_Task details_
Set down the full listing exactly as given. Any pictures are to be left out.

---- Dataset records

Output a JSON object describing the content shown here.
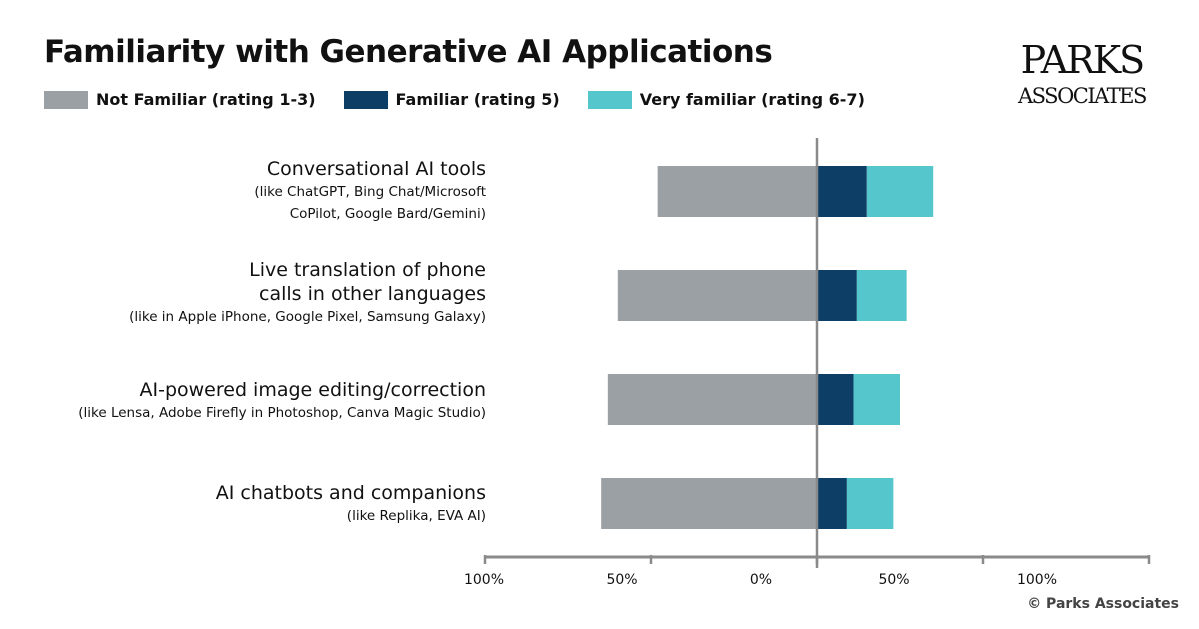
{
  "chart_data": {
    "type": "bar",
    "orientation": "horizontal-diverging",
    "title": "Familiarity with Generative AI Applications",
    "categories": [
      {
        "title": [
          "Conversational AI tools"
        ],
        "subtitle": [
          "(like ChatGPT, Bing Chat/Microsoft",
          "CoPilot, Google Bard/Gemini)"
        ]
      },
      {
        "title": [
          "Live translation of phone",
          "calls in other languages"
        ],
        "subtitle": [
          "(like in Apple iPhone, Google Pixel, Samsung Galaxy)"
        ]
      },
      {
        "title": [
          "AI-powered image editing/correction"
        ],
        "subtitle": [
          "(like Lensa, Adobe Firefly in Photoshop, Canva Magic Studio)"
        ]
      },
      {
        "title": [
          "AI chatbots and companions"
        ],
        "subtitle": [
          "(like Replika, EVA AI)"
        ]
      }
    ],
    "series": [
      {
        "name": "Not Familiar (rating 1-3)",
        "color": "#9aa0a3",
        "side": "left",
        "values": [
          48,
          60,
          63,
          65
        ]
      },
      {
        "name": "Familiar (rating 5)",
        "color": "#0d3f66",
        "side": "right",
        "values": [
          15,
          12,
          11,
          9
        ]
      },
      {
        "name": "Very familiar (rating 6-7)",
        "color": "#55c6cc",
        "side": "right",
        "values": [
          20,
          15,
          14,
          14
        ]
      }
    ],
    "xlim": [
      -100,
      100
    ],
    "tick_labels": [
      "100%",
      "50%",
      "0%",
      "50%",
      "100%"
    ],
    "legend": "top-left",
    "grid": false
  },
  "logo": {
    "line1": "PARKS",
    "line2": "ASSOCIATES"
  },
  "credit": "© Parks Associates"
}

--------

_Solution to the exercise_
Output a JSON object describing the content shown here.
{
  "chart_data": {
    "type": "bar",
    "orientation": "horizontal-diverging",
    "title": "Familiarity with Generative AI Applications",
    "categories": [
      {
        "title": [
          "Conversational AI tools"
        ],
        "subtitle": [
          "(like ChatGPT, Bing Chat/Microsoft",
          "CoPilot, Google Bard/Gemini)"
        ]
      },
      {
        "title": [
          "Live translation of phone",
          "calls in other languages"
        ],
        "subtitle": [
          "(like in Apple iPhone, Google Pixel, Samsung Galaxy)"
        ]
      },
      {
        "title": [
          "AI-powered image editing/correction"
        ],
        "subtitle": [
          "(like Lensa, Adobe Firefly in Photoshop, Canva Magic Studio)"
        ]
      },
      {
        "title": [
          "AI chatbots and companions"
        ],
        "subtitle": [
          "(like Replika, EVA AI)"
        ]
      }
    ],
    "series": [
      {
        "name": "Not Familiar (rating 1-3)",
        "color": "#9aa0a3",
        "side": "left",
        "values": [
          48,
          60,
          63,
          65
        ]
      },
      {
        "name": "Familiar (rating 5)",
        "color": "#0d3f66",
        "side": "right",
        "values": [
          15,
          12,
          11,
          9
        ]
      },
      {
        "name": "Very familiar (rating 6-7)",
        "color": "#55c6cc",
        "side": "right",
        "values": [
          20,
          15,
          14,
          14
        ]
      }
    ],
    "xlim": [
      -100,
      100
    ],
    "tick_labels": [
      "100%",
      "50%",
      "0%",
      "50%",
      "100%"
    ],
    "legend": "top-left",
    "grid": false
  },
  "logo": {
    "line1": "PARKS",
    "line2": "ASSOCIATES"
  },
  "credit": "© Parks Associates"
}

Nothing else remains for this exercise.